§ **Description of the task**
Every line that holds the string "standard" is to be identified and copied.

+ + + +

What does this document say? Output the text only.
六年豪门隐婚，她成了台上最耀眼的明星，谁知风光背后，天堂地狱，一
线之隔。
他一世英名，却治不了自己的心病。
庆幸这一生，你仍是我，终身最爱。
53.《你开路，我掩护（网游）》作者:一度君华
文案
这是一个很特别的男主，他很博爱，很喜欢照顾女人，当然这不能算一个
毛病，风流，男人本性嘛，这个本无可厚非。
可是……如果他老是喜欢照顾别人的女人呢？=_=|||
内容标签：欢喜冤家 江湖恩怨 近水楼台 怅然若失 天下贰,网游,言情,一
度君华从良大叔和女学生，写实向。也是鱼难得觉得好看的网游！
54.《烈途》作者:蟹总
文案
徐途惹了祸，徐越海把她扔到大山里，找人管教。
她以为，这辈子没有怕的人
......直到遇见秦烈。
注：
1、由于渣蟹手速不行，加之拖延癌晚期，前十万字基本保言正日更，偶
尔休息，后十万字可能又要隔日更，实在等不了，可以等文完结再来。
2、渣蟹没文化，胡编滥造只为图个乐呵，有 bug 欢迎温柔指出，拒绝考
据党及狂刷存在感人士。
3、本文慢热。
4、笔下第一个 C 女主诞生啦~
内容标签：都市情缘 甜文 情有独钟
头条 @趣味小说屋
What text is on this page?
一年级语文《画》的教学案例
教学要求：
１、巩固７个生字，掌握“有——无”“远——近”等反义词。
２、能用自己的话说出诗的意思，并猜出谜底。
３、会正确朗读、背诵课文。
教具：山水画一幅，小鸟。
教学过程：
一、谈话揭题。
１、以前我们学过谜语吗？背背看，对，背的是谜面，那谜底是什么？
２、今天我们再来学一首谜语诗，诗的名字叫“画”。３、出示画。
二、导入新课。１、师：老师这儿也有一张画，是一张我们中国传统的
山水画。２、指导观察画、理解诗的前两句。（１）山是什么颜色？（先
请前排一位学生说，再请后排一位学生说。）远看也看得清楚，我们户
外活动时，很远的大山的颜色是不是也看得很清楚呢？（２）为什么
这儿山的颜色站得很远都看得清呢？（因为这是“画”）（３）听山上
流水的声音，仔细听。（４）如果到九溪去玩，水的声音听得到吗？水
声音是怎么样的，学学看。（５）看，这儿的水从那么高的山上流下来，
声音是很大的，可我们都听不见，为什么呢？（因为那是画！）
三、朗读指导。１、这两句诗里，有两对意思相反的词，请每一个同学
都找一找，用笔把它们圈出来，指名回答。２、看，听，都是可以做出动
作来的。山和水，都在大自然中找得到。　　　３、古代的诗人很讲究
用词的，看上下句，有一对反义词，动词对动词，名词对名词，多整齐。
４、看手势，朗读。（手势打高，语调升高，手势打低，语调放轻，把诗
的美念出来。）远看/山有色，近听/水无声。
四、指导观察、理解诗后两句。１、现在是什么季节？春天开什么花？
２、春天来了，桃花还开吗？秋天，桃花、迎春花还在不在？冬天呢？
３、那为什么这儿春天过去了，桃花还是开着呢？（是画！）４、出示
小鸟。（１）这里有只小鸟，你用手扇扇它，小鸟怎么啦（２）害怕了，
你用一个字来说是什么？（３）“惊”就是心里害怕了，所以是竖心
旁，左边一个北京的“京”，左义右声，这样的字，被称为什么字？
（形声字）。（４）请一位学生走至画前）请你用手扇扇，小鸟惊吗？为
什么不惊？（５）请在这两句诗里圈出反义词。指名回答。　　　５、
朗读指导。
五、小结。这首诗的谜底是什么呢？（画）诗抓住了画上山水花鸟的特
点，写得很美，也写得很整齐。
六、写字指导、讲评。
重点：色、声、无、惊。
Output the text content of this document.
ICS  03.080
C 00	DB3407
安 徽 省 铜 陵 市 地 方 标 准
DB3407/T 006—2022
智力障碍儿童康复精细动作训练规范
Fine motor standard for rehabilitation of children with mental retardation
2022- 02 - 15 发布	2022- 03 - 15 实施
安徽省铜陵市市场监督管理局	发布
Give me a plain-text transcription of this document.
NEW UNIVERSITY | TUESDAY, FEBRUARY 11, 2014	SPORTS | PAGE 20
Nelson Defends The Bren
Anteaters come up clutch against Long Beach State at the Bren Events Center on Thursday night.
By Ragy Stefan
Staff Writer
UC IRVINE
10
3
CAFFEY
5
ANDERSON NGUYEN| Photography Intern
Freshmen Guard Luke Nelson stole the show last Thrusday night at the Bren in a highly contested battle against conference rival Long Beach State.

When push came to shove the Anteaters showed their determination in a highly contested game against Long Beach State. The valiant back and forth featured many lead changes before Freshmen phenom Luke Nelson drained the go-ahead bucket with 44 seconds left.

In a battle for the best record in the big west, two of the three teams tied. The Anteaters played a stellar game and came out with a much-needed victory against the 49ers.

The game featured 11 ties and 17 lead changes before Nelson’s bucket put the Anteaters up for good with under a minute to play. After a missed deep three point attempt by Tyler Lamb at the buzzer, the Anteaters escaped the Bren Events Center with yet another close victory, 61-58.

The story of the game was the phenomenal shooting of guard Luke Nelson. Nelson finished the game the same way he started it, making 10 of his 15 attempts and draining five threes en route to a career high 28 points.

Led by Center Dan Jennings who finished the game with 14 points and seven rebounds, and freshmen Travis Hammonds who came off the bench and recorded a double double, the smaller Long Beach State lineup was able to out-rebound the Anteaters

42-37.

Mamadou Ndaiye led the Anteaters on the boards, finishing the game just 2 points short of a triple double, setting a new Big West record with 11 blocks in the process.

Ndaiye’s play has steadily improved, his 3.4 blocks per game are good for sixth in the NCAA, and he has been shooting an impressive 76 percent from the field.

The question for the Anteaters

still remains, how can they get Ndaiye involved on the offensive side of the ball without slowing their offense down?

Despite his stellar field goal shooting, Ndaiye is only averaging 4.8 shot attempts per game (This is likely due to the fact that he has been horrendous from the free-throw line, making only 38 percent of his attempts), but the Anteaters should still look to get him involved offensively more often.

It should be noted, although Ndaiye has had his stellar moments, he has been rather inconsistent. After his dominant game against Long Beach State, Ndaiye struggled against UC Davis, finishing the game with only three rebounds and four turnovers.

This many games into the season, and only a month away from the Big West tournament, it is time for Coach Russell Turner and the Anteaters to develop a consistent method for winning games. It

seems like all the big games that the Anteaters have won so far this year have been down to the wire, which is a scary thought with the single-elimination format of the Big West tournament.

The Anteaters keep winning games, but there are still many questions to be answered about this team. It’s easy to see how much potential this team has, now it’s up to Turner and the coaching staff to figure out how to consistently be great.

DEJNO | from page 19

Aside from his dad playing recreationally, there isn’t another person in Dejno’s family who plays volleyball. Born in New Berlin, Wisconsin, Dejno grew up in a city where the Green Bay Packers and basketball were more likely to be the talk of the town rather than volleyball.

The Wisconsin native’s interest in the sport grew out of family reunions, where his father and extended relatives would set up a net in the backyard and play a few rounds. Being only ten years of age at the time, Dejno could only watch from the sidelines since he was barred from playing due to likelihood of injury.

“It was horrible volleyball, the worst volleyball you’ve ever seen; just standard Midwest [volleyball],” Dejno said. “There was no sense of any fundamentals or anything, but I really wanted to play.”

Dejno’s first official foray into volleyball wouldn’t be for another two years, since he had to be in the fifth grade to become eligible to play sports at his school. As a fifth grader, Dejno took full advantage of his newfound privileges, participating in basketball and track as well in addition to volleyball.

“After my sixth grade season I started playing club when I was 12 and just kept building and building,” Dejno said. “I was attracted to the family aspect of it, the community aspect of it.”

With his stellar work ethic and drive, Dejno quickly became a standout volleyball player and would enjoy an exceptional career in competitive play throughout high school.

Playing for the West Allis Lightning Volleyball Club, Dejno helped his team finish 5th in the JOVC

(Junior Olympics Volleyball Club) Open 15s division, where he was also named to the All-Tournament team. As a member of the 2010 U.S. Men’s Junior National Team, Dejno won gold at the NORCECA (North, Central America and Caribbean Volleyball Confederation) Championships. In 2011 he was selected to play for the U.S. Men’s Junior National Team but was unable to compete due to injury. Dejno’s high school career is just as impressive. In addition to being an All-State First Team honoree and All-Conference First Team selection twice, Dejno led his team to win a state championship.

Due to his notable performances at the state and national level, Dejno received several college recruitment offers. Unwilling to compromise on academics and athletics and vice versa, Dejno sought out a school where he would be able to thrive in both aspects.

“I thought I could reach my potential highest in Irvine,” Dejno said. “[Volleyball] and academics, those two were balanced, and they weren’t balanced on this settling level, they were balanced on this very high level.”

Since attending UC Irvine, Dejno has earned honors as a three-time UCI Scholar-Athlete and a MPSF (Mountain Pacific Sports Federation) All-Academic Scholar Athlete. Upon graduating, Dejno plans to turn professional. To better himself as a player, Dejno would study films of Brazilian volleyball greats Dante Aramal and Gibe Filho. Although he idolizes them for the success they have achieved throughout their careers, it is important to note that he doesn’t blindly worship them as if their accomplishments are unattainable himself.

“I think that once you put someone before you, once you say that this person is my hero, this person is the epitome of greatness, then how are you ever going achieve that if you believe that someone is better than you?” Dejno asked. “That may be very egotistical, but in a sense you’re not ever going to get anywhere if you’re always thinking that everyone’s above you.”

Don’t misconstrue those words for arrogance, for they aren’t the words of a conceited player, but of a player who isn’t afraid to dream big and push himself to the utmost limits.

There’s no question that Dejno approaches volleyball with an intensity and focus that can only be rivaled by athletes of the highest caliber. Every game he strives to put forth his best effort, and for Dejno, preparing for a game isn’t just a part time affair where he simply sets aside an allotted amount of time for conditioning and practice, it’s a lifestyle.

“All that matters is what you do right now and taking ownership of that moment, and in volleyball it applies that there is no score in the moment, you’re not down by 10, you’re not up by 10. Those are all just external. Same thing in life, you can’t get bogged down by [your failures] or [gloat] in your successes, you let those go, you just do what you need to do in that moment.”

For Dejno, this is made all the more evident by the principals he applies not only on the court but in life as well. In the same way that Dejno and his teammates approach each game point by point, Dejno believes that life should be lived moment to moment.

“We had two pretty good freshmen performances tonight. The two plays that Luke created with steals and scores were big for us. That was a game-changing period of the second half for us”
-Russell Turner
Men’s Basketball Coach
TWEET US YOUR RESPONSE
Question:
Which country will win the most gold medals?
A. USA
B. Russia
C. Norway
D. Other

+ + + +

§ **Worked answer**
Fine motor standard for rehabilitation of children with mental retardation
“It was horrible volleyball, the worst volleyball you’ve ever seen; just standard Midwest [volleyball],” Dejno said. “There was no sense of any fundamentals or anything, but I really wanted to play.”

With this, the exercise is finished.